## WRITTEN TASK
Below is a block of records; reproduce all of them exactly and leave out any pictures.

## RECORD SET
______________________________
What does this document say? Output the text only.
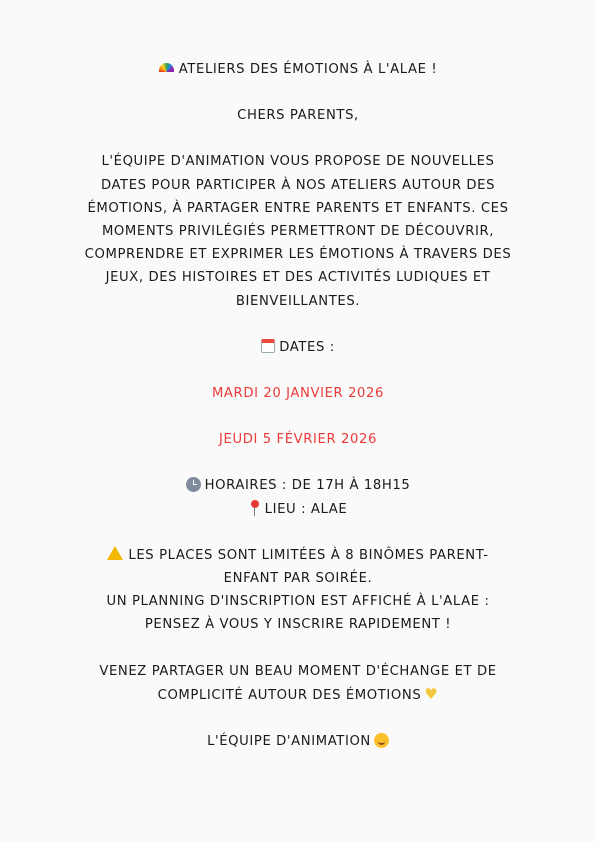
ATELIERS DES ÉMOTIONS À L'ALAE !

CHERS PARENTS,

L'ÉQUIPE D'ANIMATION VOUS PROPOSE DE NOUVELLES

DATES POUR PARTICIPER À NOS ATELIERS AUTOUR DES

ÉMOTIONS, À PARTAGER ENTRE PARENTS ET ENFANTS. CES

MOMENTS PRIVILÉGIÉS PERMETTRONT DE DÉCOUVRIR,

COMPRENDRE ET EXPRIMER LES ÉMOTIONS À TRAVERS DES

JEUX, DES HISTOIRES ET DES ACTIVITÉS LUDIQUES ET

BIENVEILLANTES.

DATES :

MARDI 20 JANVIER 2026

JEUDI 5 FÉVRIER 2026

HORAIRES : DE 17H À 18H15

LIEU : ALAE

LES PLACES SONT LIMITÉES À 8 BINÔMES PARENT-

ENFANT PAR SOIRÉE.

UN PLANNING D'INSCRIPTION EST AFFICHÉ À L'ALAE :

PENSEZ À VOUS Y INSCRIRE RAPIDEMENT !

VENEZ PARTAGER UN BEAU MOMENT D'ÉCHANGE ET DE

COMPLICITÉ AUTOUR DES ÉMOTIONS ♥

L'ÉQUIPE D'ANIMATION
______________________________
## WRITTEN RESPONSE
What does this document say? Output the text only.
ATELIERS DES ÉMOTIONS À L'ALAE !

CHERS PARENTS,

L'ÉQUIPE D'ANIMATION VOUS PROPOSE DE NOUVELLES

DATES POUR PARTICIPER À NOS ATELIERS AUTOUR DES

ÉMOTIONS, À PARTAGER ENTRE PARENTS ET ENFANTS. CES

MOMENTS PRIVILÉGIÉS PERMETTRONT DE DÉCOUVRIR,

COMPRENDRE ET EXPRIMER LES ÉMOTIONS À TRAVERS DES

JEUX, DES HISTOIRES ET DES ACTIVITÉS LUDIQUES ET

BIENVEILLANTES.

DATES :

MARDI 20 JANVIER 2026

JEUDI 5 FÉVRIER 2026

HORAIRES : DE 17H À 18H15

LIEU : ALAE

LES PLACES SONT LIMITÉES À 8 BINÔMES PARENT-

ENFANT PAR SOIRÉE.

UN PLANNING D'INSCRIPTION EST AFFICHÉ À L'ALAE :

PENSEZ À VOUS Y INSCRIRE RAPIDEMENT !

VENEZ PARTAGER UN BEAU MOMENT D'ÉCHANGE ET DE

COMPLICITÉ AUTOUR DES ÉMOTIONS ♥

L'ÉQUIPE D'ANIMATION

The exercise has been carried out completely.